TASK GOAL: Gather all lines in the entries below that include the word "small".

TASK INPUTS:
────────────────────
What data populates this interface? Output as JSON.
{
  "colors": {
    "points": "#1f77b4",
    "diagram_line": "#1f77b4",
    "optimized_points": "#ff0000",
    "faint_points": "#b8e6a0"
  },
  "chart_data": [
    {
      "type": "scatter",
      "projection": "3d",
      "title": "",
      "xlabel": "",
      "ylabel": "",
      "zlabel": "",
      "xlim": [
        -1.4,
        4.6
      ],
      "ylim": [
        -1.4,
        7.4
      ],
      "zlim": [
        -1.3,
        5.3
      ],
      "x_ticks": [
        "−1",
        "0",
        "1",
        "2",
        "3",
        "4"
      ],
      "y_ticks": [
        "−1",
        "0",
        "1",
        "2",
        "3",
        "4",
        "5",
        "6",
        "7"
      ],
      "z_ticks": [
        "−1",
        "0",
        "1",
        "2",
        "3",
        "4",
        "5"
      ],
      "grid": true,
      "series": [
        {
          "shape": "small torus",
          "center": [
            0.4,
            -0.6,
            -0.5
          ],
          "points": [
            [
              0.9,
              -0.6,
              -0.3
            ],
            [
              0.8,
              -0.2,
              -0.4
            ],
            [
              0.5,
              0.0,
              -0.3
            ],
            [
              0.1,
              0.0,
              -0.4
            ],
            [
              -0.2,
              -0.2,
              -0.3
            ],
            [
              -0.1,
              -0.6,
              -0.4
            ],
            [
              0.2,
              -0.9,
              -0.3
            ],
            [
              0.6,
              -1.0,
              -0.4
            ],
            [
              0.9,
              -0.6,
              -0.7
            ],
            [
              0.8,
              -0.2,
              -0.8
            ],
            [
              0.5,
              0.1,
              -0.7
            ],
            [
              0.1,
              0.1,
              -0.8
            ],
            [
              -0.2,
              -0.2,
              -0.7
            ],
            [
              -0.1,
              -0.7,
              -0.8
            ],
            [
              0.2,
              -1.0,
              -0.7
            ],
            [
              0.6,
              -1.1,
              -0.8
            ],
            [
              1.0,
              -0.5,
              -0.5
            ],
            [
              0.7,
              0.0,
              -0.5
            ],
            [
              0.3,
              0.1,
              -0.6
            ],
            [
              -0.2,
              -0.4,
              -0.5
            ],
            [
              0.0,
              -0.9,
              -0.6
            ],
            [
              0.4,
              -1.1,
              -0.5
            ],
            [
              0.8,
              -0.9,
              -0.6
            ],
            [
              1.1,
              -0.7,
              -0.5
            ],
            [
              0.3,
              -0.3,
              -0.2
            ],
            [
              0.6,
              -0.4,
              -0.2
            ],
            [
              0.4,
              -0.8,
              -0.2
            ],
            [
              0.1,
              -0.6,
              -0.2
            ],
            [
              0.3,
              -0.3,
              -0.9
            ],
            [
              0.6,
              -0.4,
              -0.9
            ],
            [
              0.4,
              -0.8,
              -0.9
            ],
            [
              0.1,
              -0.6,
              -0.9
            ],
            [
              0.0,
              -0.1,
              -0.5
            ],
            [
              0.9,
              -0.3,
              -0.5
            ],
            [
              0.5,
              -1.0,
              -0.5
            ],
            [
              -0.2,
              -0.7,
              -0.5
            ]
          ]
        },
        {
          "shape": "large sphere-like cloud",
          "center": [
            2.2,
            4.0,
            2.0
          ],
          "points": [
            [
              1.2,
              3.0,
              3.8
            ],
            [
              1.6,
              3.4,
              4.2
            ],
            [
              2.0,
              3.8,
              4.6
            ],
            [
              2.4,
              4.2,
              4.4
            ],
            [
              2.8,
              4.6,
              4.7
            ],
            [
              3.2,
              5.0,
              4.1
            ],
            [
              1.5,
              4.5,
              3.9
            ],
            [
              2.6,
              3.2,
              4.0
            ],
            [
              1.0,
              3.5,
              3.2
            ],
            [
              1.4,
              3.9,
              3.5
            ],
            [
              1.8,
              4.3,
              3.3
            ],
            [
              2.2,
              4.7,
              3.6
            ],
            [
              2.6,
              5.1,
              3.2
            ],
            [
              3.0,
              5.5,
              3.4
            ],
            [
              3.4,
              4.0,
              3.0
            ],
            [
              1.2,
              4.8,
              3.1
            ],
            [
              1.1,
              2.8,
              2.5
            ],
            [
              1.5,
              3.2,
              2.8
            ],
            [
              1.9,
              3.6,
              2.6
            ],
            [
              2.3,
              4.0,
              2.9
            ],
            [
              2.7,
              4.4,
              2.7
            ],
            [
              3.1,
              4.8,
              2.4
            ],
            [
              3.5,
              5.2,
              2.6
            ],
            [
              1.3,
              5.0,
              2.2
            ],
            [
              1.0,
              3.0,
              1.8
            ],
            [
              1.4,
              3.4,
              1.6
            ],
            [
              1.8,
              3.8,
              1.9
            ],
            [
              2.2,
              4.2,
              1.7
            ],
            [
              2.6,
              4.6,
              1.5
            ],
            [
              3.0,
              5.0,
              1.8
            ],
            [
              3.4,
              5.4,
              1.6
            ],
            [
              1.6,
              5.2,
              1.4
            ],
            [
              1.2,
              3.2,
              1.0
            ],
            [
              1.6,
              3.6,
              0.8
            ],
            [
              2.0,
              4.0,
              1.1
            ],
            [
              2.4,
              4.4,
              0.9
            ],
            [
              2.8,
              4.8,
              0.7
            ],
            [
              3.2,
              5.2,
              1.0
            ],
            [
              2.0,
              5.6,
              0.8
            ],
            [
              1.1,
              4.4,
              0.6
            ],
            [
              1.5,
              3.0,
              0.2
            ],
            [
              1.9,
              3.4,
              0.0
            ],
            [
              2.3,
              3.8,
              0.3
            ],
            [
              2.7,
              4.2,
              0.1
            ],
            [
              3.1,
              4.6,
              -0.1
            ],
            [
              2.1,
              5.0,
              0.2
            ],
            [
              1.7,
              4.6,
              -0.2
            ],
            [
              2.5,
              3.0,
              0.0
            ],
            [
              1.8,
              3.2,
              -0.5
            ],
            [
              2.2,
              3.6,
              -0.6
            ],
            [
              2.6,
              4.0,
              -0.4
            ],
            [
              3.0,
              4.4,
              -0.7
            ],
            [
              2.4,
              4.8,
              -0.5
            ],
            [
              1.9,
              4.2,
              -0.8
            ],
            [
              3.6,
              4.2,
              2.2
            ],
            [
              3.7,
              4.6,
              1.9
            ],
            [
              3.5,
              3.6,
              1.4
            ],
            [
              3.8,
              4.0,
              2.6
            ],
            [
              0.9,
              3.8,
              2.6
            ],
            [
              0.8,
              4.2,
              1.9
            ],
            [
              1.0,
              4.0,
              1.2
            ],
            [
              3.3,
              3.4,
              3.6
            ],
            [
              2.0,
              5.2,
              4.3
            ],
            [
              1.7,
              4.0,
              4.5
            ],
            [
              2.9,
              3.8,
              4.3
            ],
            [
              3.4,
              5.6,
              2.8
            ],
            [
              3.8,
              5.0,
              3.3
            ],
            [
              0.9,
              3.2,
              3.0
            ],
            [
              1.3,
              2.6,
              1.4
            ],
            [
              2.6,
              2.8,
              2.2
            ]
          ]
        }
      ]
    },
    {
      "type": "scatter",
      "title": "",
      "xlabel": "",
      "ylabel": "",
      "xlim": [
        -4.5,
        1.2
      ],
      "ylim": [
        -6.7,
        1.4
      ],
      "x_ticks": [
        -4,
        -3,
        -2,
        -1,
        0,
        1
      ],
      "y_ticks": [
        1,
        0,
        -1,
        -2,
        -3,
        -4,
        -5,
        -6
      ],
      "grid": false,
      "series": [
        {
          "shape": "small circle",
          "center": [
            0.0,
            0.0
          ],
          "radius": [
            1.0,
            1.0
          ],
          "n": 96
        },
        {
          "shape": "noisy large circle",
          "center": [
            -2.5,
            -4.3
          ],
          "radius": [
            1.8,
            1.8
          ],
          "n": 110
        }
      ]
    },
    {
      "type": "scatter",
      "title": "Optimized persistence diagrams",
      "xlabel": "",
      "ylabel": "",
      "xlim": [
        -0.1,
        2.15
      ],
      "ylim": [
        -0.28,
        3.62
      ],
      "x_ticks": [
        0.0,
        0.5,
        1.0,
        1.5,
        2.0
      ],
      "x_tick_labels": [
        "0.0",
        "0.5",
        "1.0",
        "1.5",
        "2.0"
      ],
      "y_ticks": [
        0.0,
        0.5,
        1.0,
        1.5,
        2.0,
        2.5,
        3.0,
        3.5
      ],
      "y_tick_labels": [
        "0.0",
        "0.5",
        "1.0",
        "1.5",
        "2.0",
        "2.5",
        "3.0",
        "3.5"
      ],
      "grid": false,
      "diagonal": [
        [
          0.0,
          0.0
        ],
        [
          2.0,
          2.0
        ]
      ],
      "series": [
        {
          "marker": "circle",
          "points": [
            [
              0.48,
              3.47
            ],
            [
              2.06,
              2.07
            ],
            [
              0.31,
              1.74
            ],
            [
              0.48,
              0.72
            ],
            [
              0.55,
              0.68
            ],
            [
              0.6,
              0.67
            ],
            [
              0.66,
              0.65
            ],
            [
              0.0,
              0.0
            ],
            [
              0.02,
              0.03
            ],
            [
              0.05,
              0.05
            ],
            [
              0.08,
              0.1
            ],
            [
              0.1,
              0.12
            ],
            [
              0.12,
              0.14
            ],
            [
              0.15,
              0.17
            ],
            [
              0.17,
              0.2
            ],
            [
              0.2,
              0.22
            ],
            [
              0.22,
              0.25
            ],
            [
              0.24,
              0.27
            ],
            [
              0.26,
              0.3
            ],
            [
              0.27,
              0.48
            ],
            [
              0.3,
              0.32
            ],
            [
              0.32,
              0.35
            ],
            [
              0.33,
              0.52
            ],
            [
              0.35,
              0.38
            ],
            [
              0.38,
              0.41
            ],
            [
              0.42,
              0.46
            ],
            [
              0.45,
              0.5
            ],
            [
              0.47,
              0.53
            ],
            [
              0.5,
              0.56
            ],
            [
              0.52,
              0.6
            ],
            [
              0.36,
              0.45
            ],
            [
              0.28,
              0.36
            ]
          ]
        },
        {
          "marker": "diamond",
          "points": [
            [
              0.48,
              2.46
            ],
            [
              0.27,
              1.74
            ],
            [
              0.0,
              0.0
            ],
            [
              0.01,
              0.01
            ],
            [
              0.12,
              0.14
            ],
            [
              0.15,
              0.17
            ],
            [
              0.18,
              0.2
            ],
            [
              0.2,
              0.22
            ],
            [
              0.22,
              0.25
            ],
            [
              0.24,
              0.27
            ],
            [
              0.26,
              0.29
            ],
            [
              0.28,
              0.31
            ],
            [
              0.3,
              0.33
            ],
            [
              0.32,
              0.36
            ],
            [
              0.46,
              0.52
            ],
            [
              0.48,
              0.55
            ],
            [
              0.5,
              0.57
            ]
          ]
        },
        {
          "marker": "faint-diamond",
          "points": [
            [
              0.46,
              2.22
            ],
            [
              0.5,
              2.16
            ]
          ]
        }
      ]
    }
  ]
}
────────────────────
OUTPUT FOR THIS EXERCISE:
          "shape": "small torus",
          "shape": "small circle",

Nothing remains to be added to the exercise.